■ **Task brief**: Extract the full set of records that follows, word for word.

■ **Data in this exercise**:
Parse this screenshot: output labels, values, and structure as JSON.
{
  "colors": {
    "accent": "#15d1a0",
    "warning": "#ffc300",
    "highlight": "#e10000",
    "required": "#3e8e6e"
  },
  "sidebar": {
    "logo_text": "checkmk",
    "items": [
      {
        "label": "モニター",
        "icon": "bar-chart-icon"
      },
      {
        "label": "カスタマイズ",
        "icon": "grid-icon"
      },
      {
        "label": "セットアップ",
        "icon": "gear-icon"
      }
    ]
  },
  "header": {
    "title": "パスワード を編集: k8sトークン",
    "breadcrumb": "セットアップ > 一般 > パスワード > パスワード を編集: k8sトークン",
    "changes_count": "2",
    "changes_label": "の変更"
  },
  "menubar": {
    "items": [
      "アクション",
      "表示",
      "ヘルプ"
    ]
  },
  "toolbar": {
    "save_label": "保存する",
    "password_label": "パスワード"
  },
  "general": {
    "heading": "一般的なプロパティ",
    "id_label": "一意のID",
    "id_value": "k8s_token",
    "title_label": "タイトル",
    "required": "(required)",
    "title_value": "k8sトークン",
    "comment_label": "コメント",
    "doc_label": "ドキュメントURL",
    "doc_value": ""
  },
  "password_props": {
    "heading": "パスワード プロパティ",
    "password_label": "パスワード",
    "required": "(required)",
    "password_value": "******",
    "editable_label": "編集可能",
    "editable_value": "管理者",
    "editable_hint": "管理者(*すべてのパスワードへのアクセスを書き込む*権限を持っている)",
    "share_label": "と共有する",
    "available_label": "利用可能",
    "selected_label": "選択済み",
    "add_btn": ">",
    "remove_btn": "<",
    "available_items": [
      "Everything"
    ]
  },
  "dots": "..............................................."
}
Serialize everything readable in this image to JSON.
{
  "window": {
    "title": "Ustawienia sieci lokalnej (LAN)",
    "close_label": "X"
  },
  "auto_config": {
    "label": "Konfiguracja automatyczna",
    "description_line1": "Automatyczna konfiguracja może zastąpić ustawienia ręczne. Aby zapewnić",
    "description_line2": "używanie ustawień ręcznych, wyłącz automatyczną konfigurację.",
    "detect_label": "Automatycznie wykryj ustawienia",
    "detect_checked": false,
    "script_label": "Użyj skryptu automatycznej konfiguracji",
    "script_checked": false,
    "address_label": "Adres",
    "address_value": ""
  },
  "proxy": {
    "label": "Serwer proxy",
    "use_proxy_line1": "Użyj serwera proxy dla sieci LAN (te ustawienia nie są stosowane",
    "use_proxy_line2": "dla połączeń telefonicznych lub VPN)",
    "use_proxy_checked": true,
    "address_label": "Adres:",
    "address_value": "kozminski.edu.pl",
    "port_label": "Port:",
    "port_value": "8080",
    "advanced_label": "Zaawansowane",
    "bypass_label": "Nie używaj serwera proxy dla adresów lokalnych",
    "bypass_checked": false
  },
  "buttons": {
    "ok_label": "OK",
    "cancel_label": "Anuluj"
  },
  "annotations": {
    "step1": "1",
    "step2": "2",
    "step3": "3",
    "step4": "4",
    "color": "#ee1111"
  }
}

■ **Response to this task**:
Parse this screenshot: output labels, values, and structure as JSON.
{
  "colors": {
    "accent": "#15d1a0",
    "warning": "#ffc300",
    "highlight": "#e10000",
    "required": "#3e8e6e"
  },
  "sidebar": {
    "logo_text": "checkmk",
    "items": [
      {
        "label": "モニター",
        "icon": "bar-chart-icon"
      },
      {
        "label": "カスタマイズ",
        "icon": "grid-icon"
      },
      {
        "label": "セットアップ",
        "icon": "gear-icon"
      }
    ]
  },
  "header": {
    "title": "パスワード を編集: k8sトークン",
    "breadcrumb": "セットアップ > 一般 > パスワード > パスワード を編集: k8sトークン",
    "changes_count": "2",
    "changes_label": "の変更"
  },
  "menubar": {
    "items": [
      "アクション",
      "表示",
      "ヘルプ"
    ]
  },
  "toolbar": {
    "save_label": "保存する",
    "password_label": "パスワード"
  },
  "general": {
    "heading": "一般的なプロパティ",
    "id_label": "一意のID",
    "id_value": "k8s_token",
    "title_label": "タイトル",
    "required": "(required)",
    "title_value": "k8sトークン",
    "comment_label": "コメント",
    "doc_label": "ドキュメントURL",
    "doc_value": ""
  },
  "password_props": {
    "heading": "パスワード プロパティ",
    "password_label": "パスワード",
    "required": "(required)",
    "password_value": "******",
    "editable_label": "編集可能",
    "editable_value": "管理者",
    "editable_hint": "管理者(*すべてのパスワードへのアクセスを書き込む*権限を持っている)",
    "share_label": "と共有する",
    "available_label": "利用可能",
    "selected_label": "選択済み",
    "add_btn": ">",
    "remove_btn": "<",
    "available_items": [
      "Everything"
    ]
  },
  "dots": "..............................................."
}
Serialize everything readable in this image to JSON.
{
  "window": {
    "title": "Ustawienia sieci lokalnej (LAN)",
    "close_label": "X"
  },
  "auto_config": {
    "label": "Konfiguracja automatyczna",
    "description_line1": "Automatyczna konfiguracja może zastąpić ustawienia ręczne. Aby zapewnić",
    "description_line2": "używanie ustawień ręcznych, wyłącz automatyczną konfigurację.",
    "detect_label": "Automatycznie wykryj ustawienia",
    "detect_checked": false,
    "script_label": "Użyj skryptu automatycznej konfiguracji",
    "script_checked": false,
    "address_label": "Adres",
    "address_value": ""
  },
  "proxy": {
    "label": "Serwer proxy",
    "use_proxy_line1": "Użyj serwera proxy dla sieci LAN (te ustawienia nie są stosowane",
    "use_proxy_line2": "dla połączeń telefonicznych lub VPN)",
    "use_proxy_checked": true,
    "address_label": "Adres:",
    "address_value": "kozminski.edu.pl",
    "port_label": "Port:",
    "port_value": "8080",
    "advanced_label": "Zaawansowane",
    "bypass_label": "Nie używaj serwera proxy dla adresów lokalnych",
    "bypass_checked": false
  },
  "buttons": {
    "ok_label": "OK",
    "cancel_label": "Anuluj"
  },
  "annotations": {
    "step1": "1",
    "step2": "2",
    "step3": "3",
    "step4": "4",
    "color": "#ee1111"
  }
}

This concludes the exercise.